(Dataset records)
* * * * *
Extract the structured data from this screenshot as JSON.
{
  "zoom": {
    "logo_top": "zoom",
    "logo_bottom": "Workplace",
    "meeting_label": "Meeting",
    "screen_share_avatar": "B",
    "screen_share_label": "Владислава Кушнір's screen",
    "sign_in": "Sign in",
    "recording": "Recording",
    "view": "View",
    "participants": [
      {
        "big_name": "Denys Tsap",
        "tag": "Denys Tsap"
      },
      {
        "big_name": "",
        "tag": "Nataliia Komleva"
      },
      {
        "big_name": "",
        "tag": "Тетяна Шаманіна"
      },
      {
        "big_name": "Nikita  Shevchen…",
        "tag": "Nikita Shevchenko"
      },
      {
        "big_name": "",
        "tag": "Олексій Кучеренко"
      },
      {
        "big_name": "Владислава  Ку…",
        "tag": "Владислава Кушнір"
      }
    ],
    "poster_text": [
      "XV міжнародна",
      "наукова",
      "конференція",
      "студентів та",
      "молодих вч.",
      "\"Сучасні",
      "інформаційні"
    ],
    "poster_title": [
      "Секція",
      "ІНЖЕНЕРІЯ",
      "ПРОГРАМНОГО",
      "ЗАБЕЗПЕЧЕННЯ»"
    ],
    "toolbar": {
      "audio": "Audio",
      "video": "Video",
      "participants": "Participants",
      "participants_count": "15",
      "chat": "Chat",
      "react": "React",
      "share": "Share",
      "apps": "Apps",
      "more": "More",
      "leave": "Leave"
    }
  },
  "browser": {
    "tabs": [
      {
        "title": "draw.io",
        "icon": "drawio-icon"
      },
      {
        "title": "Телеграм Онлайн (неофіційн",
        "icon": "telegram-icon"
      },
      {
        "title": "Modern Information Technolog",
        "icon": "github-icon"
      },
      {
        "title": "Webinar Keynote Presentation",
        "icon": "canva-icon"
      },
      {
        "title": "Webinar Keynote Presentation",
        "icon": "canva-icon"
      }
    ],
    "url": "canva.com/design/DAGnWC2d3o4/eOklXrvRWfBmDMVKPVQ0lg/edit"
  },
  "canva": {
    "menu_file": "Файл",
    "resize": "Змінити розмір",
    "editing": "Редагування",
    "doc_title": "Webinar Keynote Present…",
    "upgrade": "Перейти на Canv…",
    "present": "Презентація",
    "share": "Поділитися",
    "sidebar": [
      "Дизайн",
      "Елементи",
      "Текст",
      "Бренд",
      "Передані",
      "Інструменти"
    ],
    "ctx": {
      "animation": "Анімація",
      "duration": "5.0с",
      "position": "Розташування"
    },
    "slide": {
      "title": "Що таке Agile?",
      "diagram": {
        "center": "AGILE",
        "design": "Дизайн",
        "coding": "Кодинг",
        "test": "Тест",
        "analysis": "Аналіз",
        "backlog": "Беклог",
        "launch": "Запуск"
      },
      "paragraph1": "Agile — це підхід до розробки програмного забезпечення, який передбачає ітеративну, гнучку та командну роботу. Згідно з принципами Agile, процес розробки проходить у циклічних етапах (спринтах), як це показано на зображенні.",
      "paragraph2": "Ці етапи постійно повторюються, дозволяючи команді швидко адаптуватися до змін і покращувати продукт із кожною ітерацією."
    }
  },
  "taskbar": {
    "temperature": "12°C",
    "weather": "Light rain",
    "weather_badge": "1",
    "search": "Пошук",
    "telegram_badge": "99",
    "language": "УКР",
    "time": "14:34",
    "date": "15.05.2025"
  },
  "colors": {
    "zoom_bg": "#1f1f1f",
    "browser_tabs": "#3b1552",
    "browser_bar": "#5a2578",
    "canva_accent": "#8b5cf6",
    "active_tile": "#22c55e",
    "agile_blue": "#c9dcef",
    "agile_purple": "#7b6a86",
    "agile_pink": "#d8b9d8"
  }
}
* * * * *
**GOAL OF THE EXERCISE**
Each line of the material must be restated exactly.

**RESPONSE TO THIS TASK**
Extract the structured data from this screenshot as JSON.
{
  "zoom": {
    "logo_top": "zoom",
    "logo_bottom": "Workplace",
    "meeting_label": "Meeting",
    "screen_share_avatar": "B",
    "screen_share_label": "Владислава Кушнір's screen",
    "sign_in": "Sign in",
    "recording": "Recording",
    "view": "View",
    "participants": [
      {
        "big_name": "Denys Tsap",
        "tag": "Denys Tsap"
      },
      {
        "big_name": "",
        "tag": "Nataliia Komleva"
      },
      {
        "big_name": "",
        "tag": "Тетяна Шаманіна"
      },
      {
        "big_name": "Nikita  Shevchen…",
        "tag": "Nikita Shevchenko"
      },
      {
        "big_name": "",
        "tag": "Олексій Кучеренко"
      },
      {
        "big_name": "Владислава  Ку…",
        "tag": "Владислава Кушнір"
      }
    ],
    "poster_text": [
      "XV міжнародна",
      "наукова",
      "конференція",
      "студентів та",
      "молодих вч.",
      "\"Сучасні",
      "інформаційні"
    ],
    "poster_title": [
      "Секція",
      "ІНЖЕНЕРІЯ",
      "ПРОГРАМНОГО",
      "ЗАБЕЗПЕЧЕННЯ»"
    ],
    "toolbar": {
      "audio": "Audio",
      "video": "Video",
      "participants": "Participants",
      "participants_count": "15",
      "chat": "Chat",
      "react": "React",
      "share": "Share",
      "apps": "Apps",
      "more": "More",
      "leave": "Leave"
    }
  },
  "browser": {
    "tabs": [
      {
        "title": "draw.io",
        "icon": "drawio-icon"
      },
      {
        "title": "Телеграм Онлайн (неофіційн",
        "icon": "telegram-icon"
      },
      {
        "title": "Modern Information Technolog",
        "icon": "github-icon"
      },
      {
        "title": "Webinar Keynote Presentation",
        "icon": "canva-icon"
      },
      {
        "title": "Webinar Keynote Presentation",
        "icon": "canva-icon"
      }
    ],
    "url": "canva.com/design/DAGnWC2d3o4/eOklXrvRWfBmDMVKPVQ0lg/edit"
  },
  "canva": {
    "menu_file": "Файл",
    "resize": "Змінити розмір",
    "editing": "Редагування",
    "doc_title": "Webinar Keynote Present…",
    "upgrade": "Перейти на Canv…",
    "present": "Презентація",
    "share": "Поділитися",
    "sidebar": [
      "Дизайн",
      "Елементи",
      "Текст",
      "Бренд",
      "Передані",
      "Інструменти"
    ],
    "ctx": {
      "animation": "Анімація",
      "duration": "5.0с",
      "position": "Розташування"
    },
    "slide": {
      "title": "Що таке Agile?",
      "diagram": {
        "center": "AGILE",
        "design": "Дизайн",
        "coding": "Кодинг",
        "test": "Тест",
        "analysis": "Аналіз",
        "backlog": "Беклог",
        "launch": "Запуск"
      },
      "paragraph1": "Agile — це підхід до розробки програмного забезпечення, який передбачає ітеративну, гнучку та командну роботу. Згідно з принципами Agile, процес розробки проходить у циклічних етапах (спринтах), як це показано на зображенні.",
      "paragraph2": "Ці етапи постійно повторюються, дозволяючи команді швидко адаптуватися до змін і покращувати продукт із кожною ітерацією."
    }
  },
  "taskbar": {
    "temperature": "12°C",
    "weather": "Light rain",
    "weather_badge": "1",
    "search": "Пошук",
    "telegram_badge": "99",
    "language": "УКР",
    "time": "14:34",
    "date": "15.05.2025"
  },
  "colors": {
    "zoom_bg": "#1f1f1f",
    "browser_tabs": "#3b1552",
    "browser_bar": "#5a2578",
    "canva_accent": "#8b5cf6",
    "active_tile": "#22c55e",
    "agile_blue": "#c9dcef",
    "agile_purple": "#7b6a86",
    "agile_pink": "#d8b9d8"
  }
}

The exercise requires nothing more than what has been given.